• Supplied information:
•••••
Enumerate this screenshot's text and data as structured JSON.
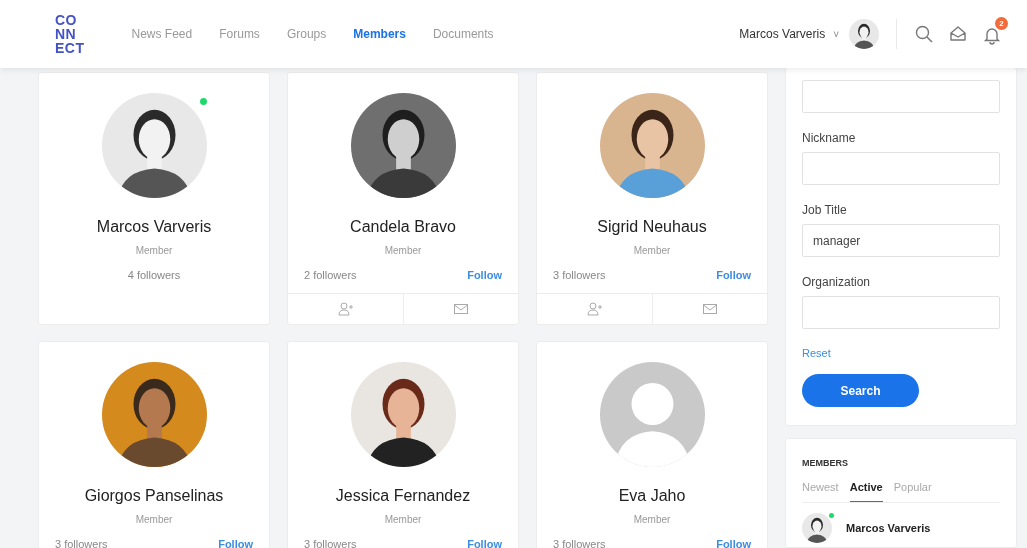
{
  "header": {
    "logo_lines": [
      "CO",
      "NN",
      "ECT"
    ],
    "nav": [
      {
        "label": "News Feed",
        "selected": false
      },
      {
        "label": "Forums",
        "selected": false
      },
      {
        "label": "Groups",
        "selected": false
      },
      {
        "label": "Members",
        "selected": true
      },
      {
        "label": "Documents",
        "selected": false
      }
    ],
    "user": {
      "name": "Marcos Varveris",
      "caret": "˅"
    },
    "notifications": "2"
  },
  "members": [
    {
      "kind": "self",
      "name": "Marcos Varveris",
      "role": "Member",
      "followers": "4 followers",
      "online": true
    },
    {
      "kind": "other",
      "name": "Candela Bravo",
      "role": "Member",
      "followers": "2 followers",
      "follow": "Follow",
      "online": false
    },
    {
      "kind": "other",
      "name": "Sigrid Neuhaus",
      "role": "Member",
      "followers": "3 followers",
      "follow": "Follow",
      "online": false
    },
    {
      "kind": "other",
      "name": "Giorgos Panselinas",
      "role": "Member",
      "followers": "3 followers",
      "follow": "Follow",
      "online": false
    },
    {
      "kind": "other",
      "name": "Jessica Fernandez",
      "role": "Member",
      "followers": "3 followers",
      "follow": "Follow",
      "online": false
    },
    {
      "kind": "other",
      "name": "Eva Jaho",
      "role": "Member",
      "followers": "3 followers",
      "follow": "Follow",
      "online": false,
      "avatar": {
        "kind": "default"
      }
    }
  ],
  "filter": {
    "fields": [
      {
        "kind": "text"
      },
      {
        "kind": "text",
        "label": "Nickname"
      },
      {
        "kind": "text",
        "label": "Job Title",
        "value": "manager"
      },
      {
        "kind": "text",
        "label": "Organization"
      }
    ],
    "reset": "Reset",
    "search": "Search"
  },
  "members_widget": {
    "title": "MEMBERS",
    "tabs": [
      {
        "label": "Newest",
        "selected": false
      },
      {
        "label": "Active",
        "selected": true
      },
      {
        "label": "Popular",
        "selected": false
      }
    ],
    "items": [
      {
        "name": "Marcos Varveris",
        "online": true
      }
    ]
  }
}
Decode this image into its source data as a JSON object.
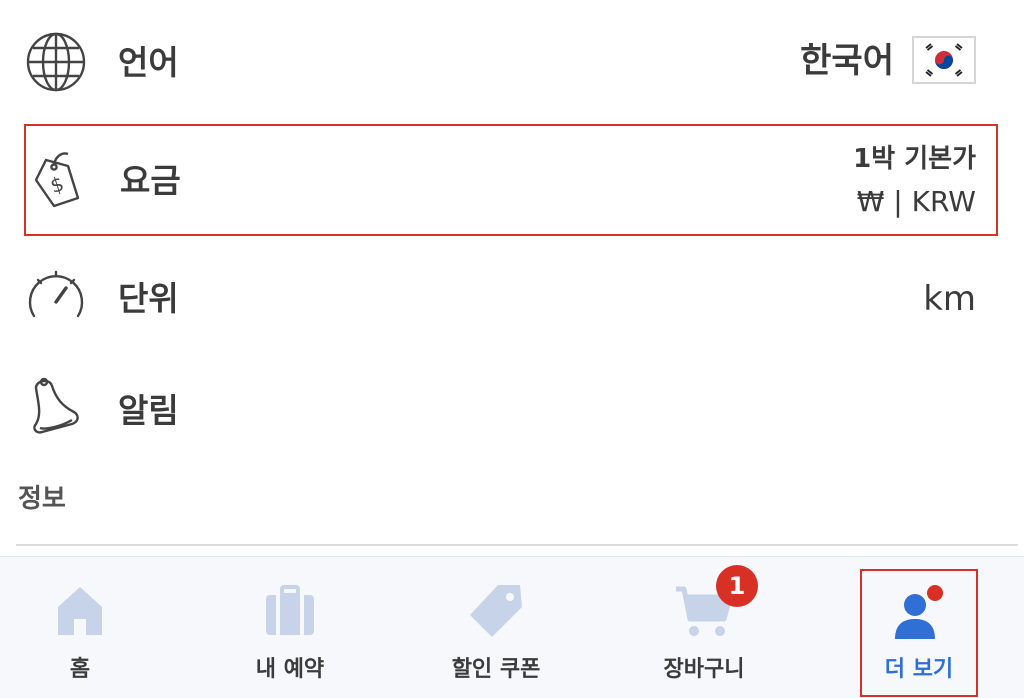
{
  "settings": {
    "language": {
      "label": "언어",
      "value": "한국어",
      "flag_icon": "korea-flag-icon"
    },
    "currency": {
      "label": "요금",
      "price_basis": "1박 기본가",
      "currency_value": "₩ | KRW"
    },
    "units": {
      "label": "단위",
      "value": "km"
    },
    "alerts": {
      "label": "알림"
    }
  },
  "section": {
    "title": "정보"
  },
  "nav": {
    "home": "홈",
    "reservations": "내 예약",
    "coupons": "할인 쿠폰",
    "cart": "장바구니",
    "cart_badge": "1",
    "more": "더 보기"
  },
  "colors": {
    "highlight_border": "#d93025",
    "active_nav": "#2f6fd6",
    "inactive_nav_icon": "#c7d3e8",
    "badge": "#d93025"
  }
}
•••••
• Aim: In the records above, locate each line with the word "this". Copy all such lines.

• Output of the task:
Enumerate this screenshot's text and data as structured JSON.
Decode this image into its source data as a JSON object.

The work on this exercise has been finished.